Problem to solve
Reproduce the data exactly and drop any pictures it holds.

[Dataset Boundary: Start]

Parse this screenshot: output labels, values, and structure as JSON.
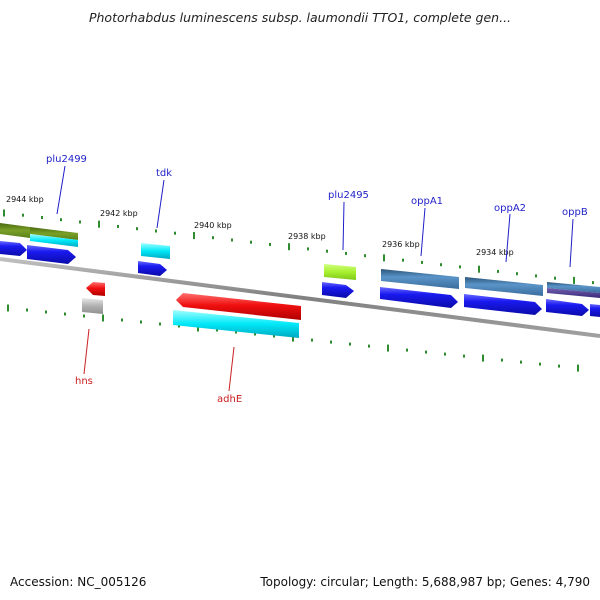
{
  "title": "Photorhabdus luminescens subsp. laumondii TTO1, complete gen...",
  "footer": {
    "accession": "Accession: NC_005126",
    "summary": "Topology: circular; Length: 5,688,987 bp; Genes: 4,790"
  },
  "colors": {
    "background": "#ffffff",
    "backbone": "#8c8c8c",
    "tick": "#2e8b2e",
    "forward_label": "#1f1fc8",
    "reverse_label": "#c81e1e",
    "cds_blue": "#1010e0",
    "cyan": "#00e0f0",
    "steel_blue": "#4a82b8",
    "olive": "#6e9a1e",
    "lime": "#a8f030",
    "red": "#ee1010",
    "gray": "#b8b8b8",
    "navy": "#4a3a8a"
  },
  "scale_labels": [
    "2944 kbp",
    "2942 kbp",
    "2940 kbp",
    "2938 kbp",
    "2936 kbp",
    "2934 kbp"
  ],
  "forward_genes": [
    "plu2499",
    "tdk",
    "plu2495",
    "oppA1",
    "oppA2",
    "oppB"
  ],
  "reverse_genes": [
    "hns",
    "adhE"
  ]
}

[Dataset Boundary: End]

Expected answer
Parse this screenshot: output labels, values, and structure as JSON.
{
  "title": "Photorhabdus luminescens subsp. laumondii TTO1, complete gen...",
  "footer": {
    "accession": "Accession: NC_005126",
    "summary": "Topology: circular; Length: 5,688,987 bp; Genes: 4,790"
  },
  "colors": {
    "background": "#ffffff",
    "backbone": "#8c8c8c",
    "tick": "#2e8b2e",
    "forward_label": "#1f1fc8",
    "reverse_label": "#c81e1e",
    "cds_blue": "#1010e0",
    "cyan": "#00e0f0",
    "steel_blue": "#4a82b8",
    "olive": "#6e9a1e",
    "lime": "#a8f030",
    "red": "#ee1010",
    "gray": "#b8b8b8",
    "navy": "#4a3a8a"
  },
  "scale_labels": [
    "2944 kbp",
    "2942 kbp",
    "2940 kbp",
    "2938 kbp",
    "2936 kbp",
    "2934 kbp"
  ],
  "forward_genes": [
    "plu2499",
    "tdk",
    "plu2495",
    "oppA1",
    "oppA2",
    "oppB"
  ],
  "reverse_genes": [
    "hns",
    "adhE"
  ]
}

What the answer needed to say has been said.